Records from a data source:

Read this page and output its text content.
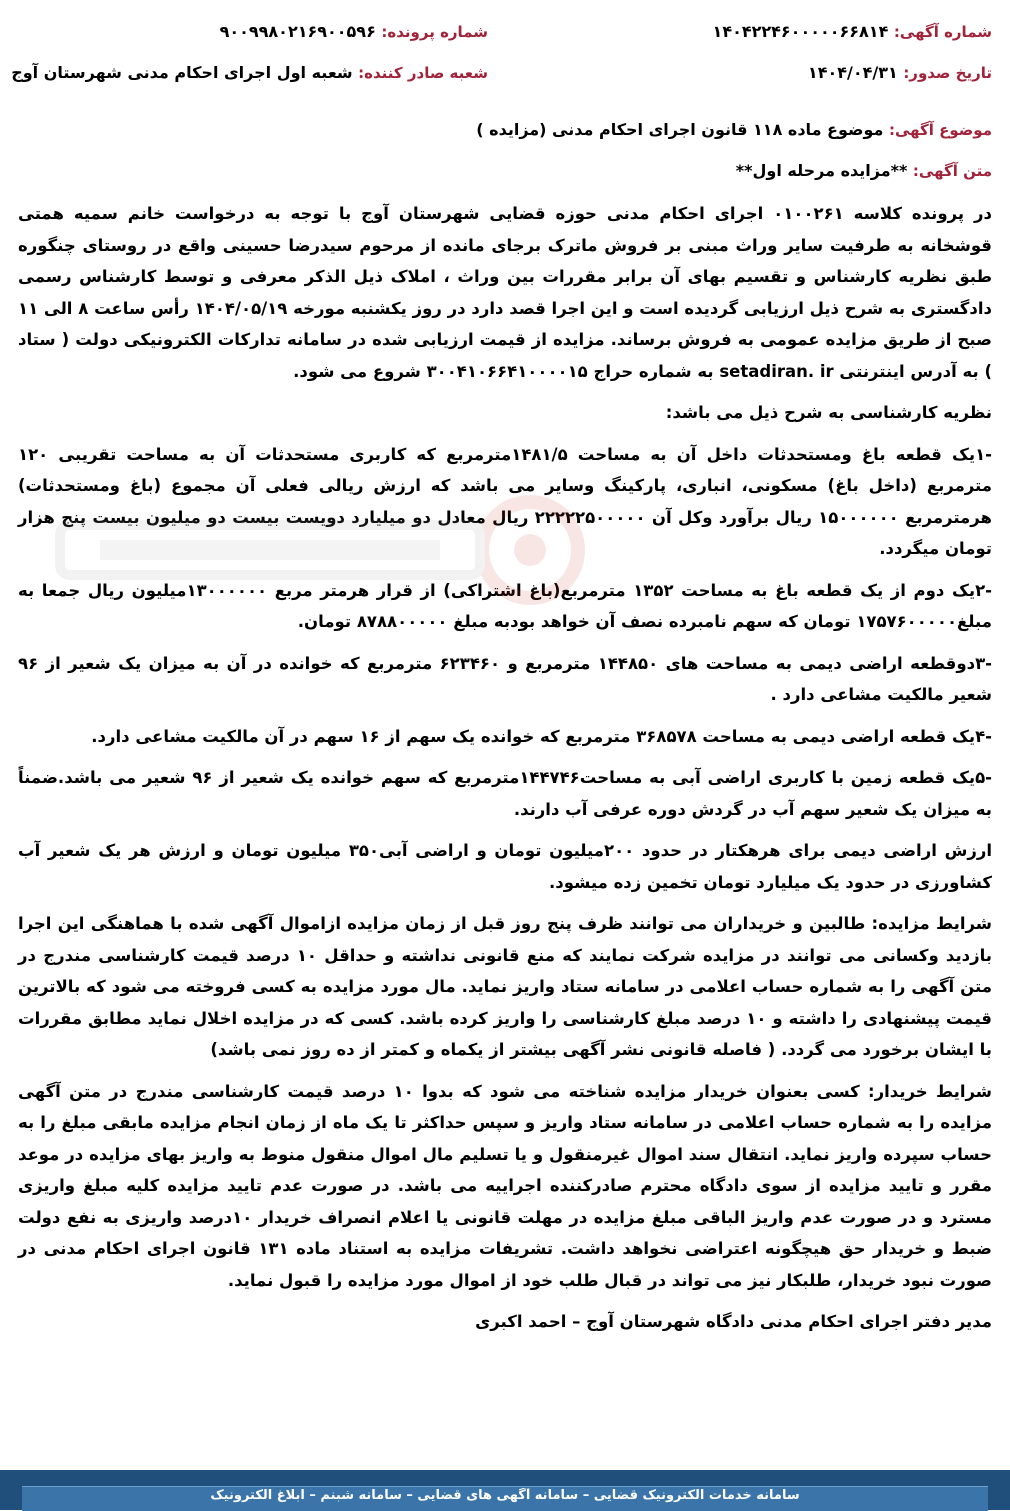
شماره آگهی: ۱۴۰۴۲۲۴۶۰۰۰۰۰۶۶۸۱۴
شماره پرونده: ۹۰۰۹۹۸۰۲۱۶۹۰۰۵۹۶
تاریخ صدور: ۱۴۰۴/۰۴/۳۱
شعبه صادر کننده: شعبه اول اجرای احکام مدنی شهرستان آوج
موضوع آگهی: موضوع ماده ۱۱۸ قانون اجرای احکام مدنی (مزایده )
متن آگهی: **مزایده مرحله اول**

در پرونده کلاسه ۰۱۰۰۲۶۱ اجرای احکام مدنی حوزه قضایی شهرستان آوج با توجه به درخواست خانم سمیه همتی قوشخانه به طرفیت سایر وراث مبنی بر فروش ماترک برجای مانده از مرحوم سیدرضا حسینی واقع در روستای چنگوره طبق نظریه کارشناس و تقسیم بهای آن برابر مقررات بین وراث ، املاک ذیل الذکر معرفی و توسط کارشناس رسمی دادگستری به شرح ذیل ارزیابی گردیده است و این اجرا قصد دارد در روز یکشنبه مورخه ۱۴۰۴/۰۵/۱۹ رأس ساعت ۸ الی ۱۱ صبح از طریق مزایده عمومی به فروش برساند. مزایده از قیمت ارزیابی شده در سامانه تدارکات الکترونیکی دولت ( ستاد ) به آدرس اینترنتی setadiran. ir به شماره حراج ۳۰۰۴۱۰۶۶۴۱۰۰۰۰۱۵ شروع می شود.

نظریه کارشناسی به شرح ذیل می باشد:

-۱یک قطعه باغ ومستحدثات داخل آن به مساحت ۱۴۸۱/۵مترمربع که کاربری مستحدثات آن به مساحت تقریبی ۱۲۰ مترمربع (داخل باغ) مسکونی، انباری، پارکینگ وسایر می باشد که ارزش ریالی فعلی آن مجموع (باغ ومستحدثات) هرمترمربع ۱۵۰۰۰۰۰۰ ریال برآورد وکل آن ۲۲۲۲۲۵۰۰۰۰۰ ریال معادل دو میلیارد دویست بیست دو میلیون بیست پنج هزار تومان میگردد.

-۲یک دوم از یک قطعه باغ به مساحت ۱۳۵۲ مترمربع(باغ اشتراکی) از قرار هرمتر مربع ۱۳۰۰۰۰۰۰میلیون ریال جمعا به مبلغ۱۷۵۷۶۰۰۰۰۰ تومان که سهم نامبرده نصف آن خواهد بودبه مبلغ ۸۷۸۸۰۰۰۰۰ تومان.

-۳دوقطعه اراضی دیمی به مساحت های ۱۴۴۸۵۰ مترمربع و ۶۲۳۴۶۰ مترمربع که خوانده در آن به میزان یک شعیر از ۹۶ شعیر مالکیت مشاعی دارد .

-۴یک قطعه اراضی دیمی به مساحت ۳۶۸۵۷۸ مترمربع که خوانده یک سهم از ۱۶ سهم در آن مالکیت مشاعی دارد.

-۵یک قطعه زمین با کاربری اراضی آبی به مساحت۱۴۴۷۴۶مترمربع که سهم خوانده یک شعیر از ۹۶ شعیر می باشد.ضمناً به میزان یک شعیر سهم آب در گردش دوره عرفی آب دارند.

ارزش اراضی دیمی برای هرهکتار در حدود ۲۰۰میلیون تومان و اراضی آبی۳۵۰ میلیون تومان و ارزش هر یک شعیر آب کشاورزی در حدود یک میلیارد تومان تخمین زده میشود.

شرایط مزایده: طالبین و خریداران می توانند ظرف پنج روز قبل از زمان مزایده ازاموال آگهی شده با هماهنگی این اجرا بازدید وکسانی می توانند در مزایده شرکت نمایند که منع قانونی نداشته و حداقل ۱۰ درصد قیمت کارشناسی مندرج در متن آگهی را به شماره حساب اعلامی در سامانه ستاد واریز نماید. مال مورد مزایده به کسی فروخته می شود که بالاترین قیمت پیشنهادی را داشته و ۱۰ درصد مبلغ کارشناسی را واریز کرده باشد. کسی که در مزایده اخلال نماید مطابق مقررات با ایشان برخورد می گردد. ( فاصله قانونی نشر آگهی بیشتر از یکماه و کمتر از ده روز نمی باشد)

شرایط خریدار: کسی بعنوان خریدار مزایده شناخته می شود که بدوا ۱۰ درصد قیمت کارشناسی مندرج در متن آگهی مزایده را به شماره حساب اعلامی در سامانه ستاد واریز و سپس حداکثر تا یک ماه از زمان انجام مزایده مابقی مبلغ را به حساب سپرده واریز نماید. انتقال سند اموال غیرمنقول و یا تسلیم مال اموال منقول منوط به واریز بهای مزایده در موعد مقرر و تایید مزایده از سوی دادگاه محترم صادرکننده اجراییه می باشد. در صورت عدم تایید مزایده کلیه مبلغ واریزی مسترد و در صورت عدم واریز الباقی مبلغ مزایده در مهلت قانونی یا اعلام انصراف خریدار ۱۰درصد واریزی به نفع دولت ضبط و خریدار حق هیچگونه اعتراضی نخواهد داشت. تشریفات مزایده به استناد ماده ۱۳۱ قانون اجرای احکام مدنی در صورت نبود خریدار، طلبکار نیز می تواند در قبال طلب خود از اموال مورد مزایده را قبول نماید.

مدیر دفتر اجرای احکام مدنی دادگاه شهرستان آوج – احمد اکبری
سامانه خدمات الکترونیک قضایی – سامانه آگهی های قضایی – سامانه شبنم – ابلاغ الکترونیک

## Required work
Identify the lines in the entries that hold "نماید" and return each one.

## Exercise response
شرایط مزایده: طالبین و خریداران می توانند ظرف پنج روز قبل از زمان مزایده ازاموال آگهی شده با هماهنگی این اجرا بازدید وکسانی می توانند در مزایده شرکت نمایند که منع قانونی نداشته و حداقل ۱۰ درصد قیمت کارشناسی مندرج در متن آگهی را به شماره حساب اعلامی در سامانه ستاد واریز نماید. مال مورد مزایده به کسی فروخته می شود که بالاترین قیمت پیشنهادی را داشته و ۱۰ درصد مبلغ کارشناسی را واریز کرده باشد. کسی که در مزایده اخلال نماید مطابق مقررات با ایشان برخورد می گردد. ( فاصله قانونی نشر آگهی بیشتر از یکماه و کمتر از ده روز نمی باشد)
شرایط خریدار: کسی بعنوان خریدار مزایده شناخته می شود که بدوا ۱۰ درصد قیمت کارشناسی مندرج در متن آگهی مزایده را به شماره حساب اعلامی در سامانه ستاد واریز و سپس حداکثر تا یک ماه از زمان انجام مزایده مابقی مبلغ را به حساب سپرده واریز نماید. انتقال سند اموال غیرمنقول و یا تسلیم مال اموال منقول منوط به واریز بهای مزایده در موعد مقرر و تایید مزایده از سوی دادگاه محترم صادرکننده اجراییه می باشد. در صورت عدم تایید مزایده کلیه مبلغ واریزی مسترد و در صورت عدم واریز الباقی مبلغ مزایده در مهلت قانونی یا اعلام انصراف خریدار ۱۰درصد واریزی به نفع دولت ضبط و خریدار حق هیچگونه اعتراضی نخواهد داشت. تشریفات مزایده به استناد ماده ۱۳۱ قانون اجرای احکام مدنی در صورت نبود خریدار، طلبکار نیز می تواند در قبال طلب خود از اموال مورد مزایده را قبول نماید.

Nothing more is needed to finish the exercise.